** Start SOURCE MATERIAL **
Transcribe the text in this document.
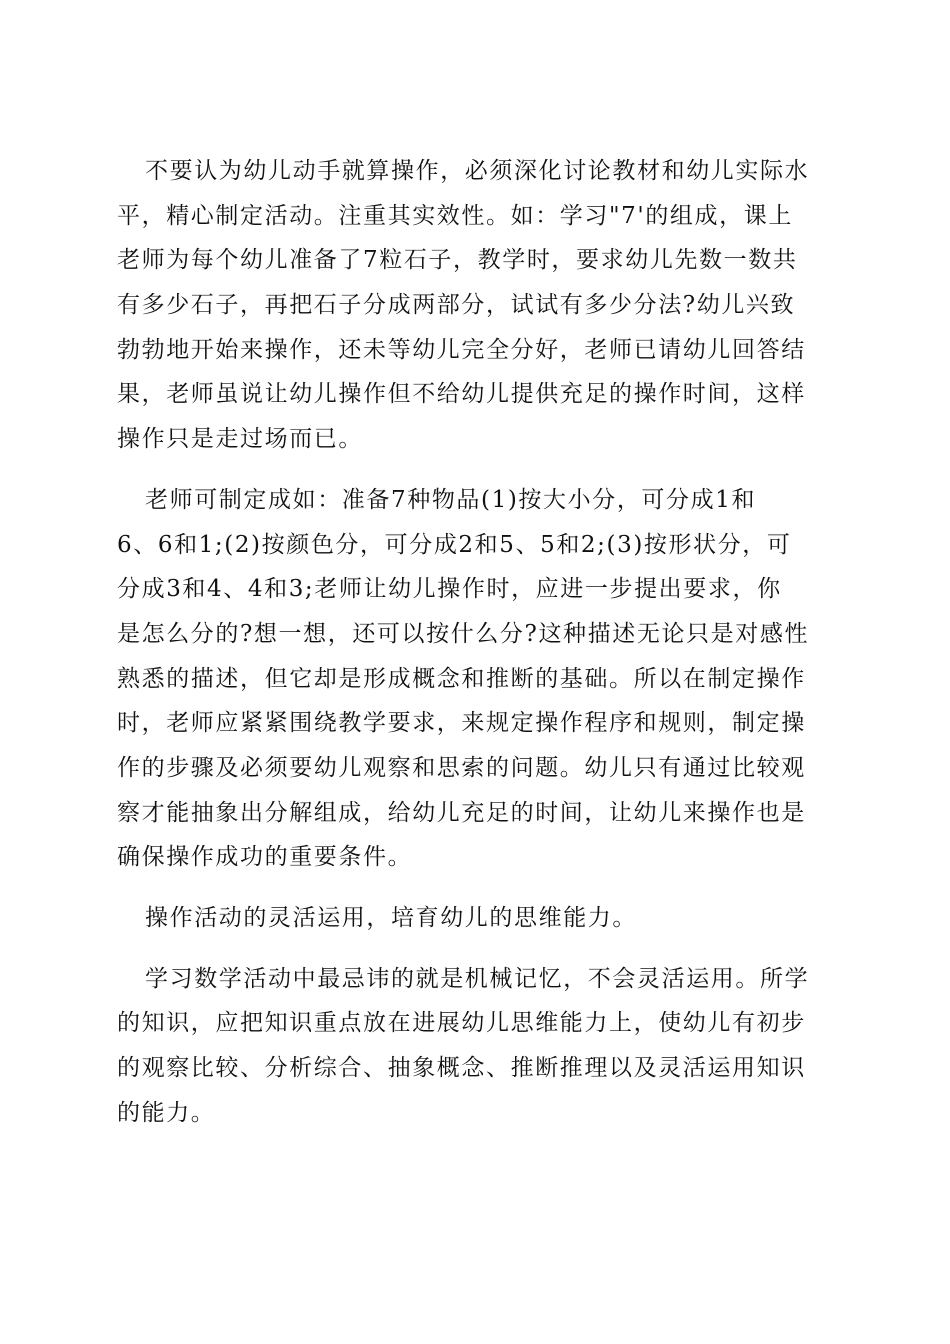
不要认为幼儿动手就算操作，必须深化讨论教材和幼儿实际水
平，精心制定活动。注重其实效性。如：学习"7'的组成，课上
老师为每个幼儿准备了7粒石子，教学时，要求幼儿先数一数共
有多少石子，再把石子分成两部分，试试有多少分法?幼儿兴致
勃勃地开始来操作，还未等幼儿完全分好，老师已请幼儿回答结
果，老师虽说让幼儿操作但不给幼儿提供充足的操作时间，这样
操作只是走过场而已。
老师可制定成如：准备7种物品(1)按大小分，可分成1和
6、6和1;(2)按颜色分，可分成2和5、5和2;(3)按形状分，可
分成3和4、4和3;老师让幼儿操作时，应进一步提出要求，你
是怎么分的?想一想，还可以按什么分?这种描述无论只是对感性
熟悉的描述，但它却是形成概念和推断的基础。所以在制定操作
时，老师应紧紧围绕教学要求，来规定操作程序和规则，制定操
作的步骤及必须要幼儿观察和思索的问题。幼儿只有通过比较观
察才能抽象出分解组成，给幼儿充足的时间，让幼儿来操作也是
确保操作成功的重要条件。
操作活动的灵活运用，培育幼儿的思维能力。
学习数学活动中最忌讳的就是机械记忆，不会灵活运用。所学
的知识，应把知识重点放在进展幼儿思维能力上，使幼儿有初步
的观察比较、分析综合、抽象概念、推断推理以及灵活运用知识
的能力。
** End SOURCE MATERIAL **
■ **TASK REQUIREMENTS**
Print all of the records shown above exactly, leaving out each picture.

■ **SOLUTION TO THIS EXERCISE**
Transcribe the text in this document.
不要认为幼儿动手就算操作，必须深化讨论教材和幼儿实际水
平，精心制定活动。注重其实效性。如：学习"7'的组成，课上
老师为每个幼儿准备了7粒石子，教学时，要求幼儿先数一数共
有多少石子，再把石子分成两部分，试试有多少分法?幼儿兴致
勃勃地开始来操作，还未等幼儿完全分好，老师已请幼儿回答结
果，老师虽说让幼儿操作但不给幼儿提供充足的操作时间，这样
操作只是走过场而已。
老师可制定成如：准备7种物品(1)按大小分，可分成1和
6、6和1;(2)按颜色分，可分成2和5、5和2;(3)按形状分，可
分成3和4、4和3;老师让幼儿操作时，应进一步提出要求，你
是怎么分的?想一想，还可以按什么分?这种描述无论只是对感性
熟悉的描述，但它却是形成概念和推断的基础。所以在制定操作
时，老师应紧紧围绕教学要求，来规定操作程序和规则，制定操
作的步骤及必须要幼儿观察和思索的问题。幼儿只有通过比较观
察才能抽象出分解组成，给幼儿充足的时间，让幼儿来操作也是
确保操作成功的重要条件。
操作活动的灵活运用，培育幼儿的思维能力。
学习数学活动中最忌讳的就是机械记忆，不会灵活运用。所学
的知识，应把知识重点放在进展幼儿思维能力上，使幼儿有初步
的观察比较、分析综合、抽象概念、推断推理以及灵活运用知识
的能力。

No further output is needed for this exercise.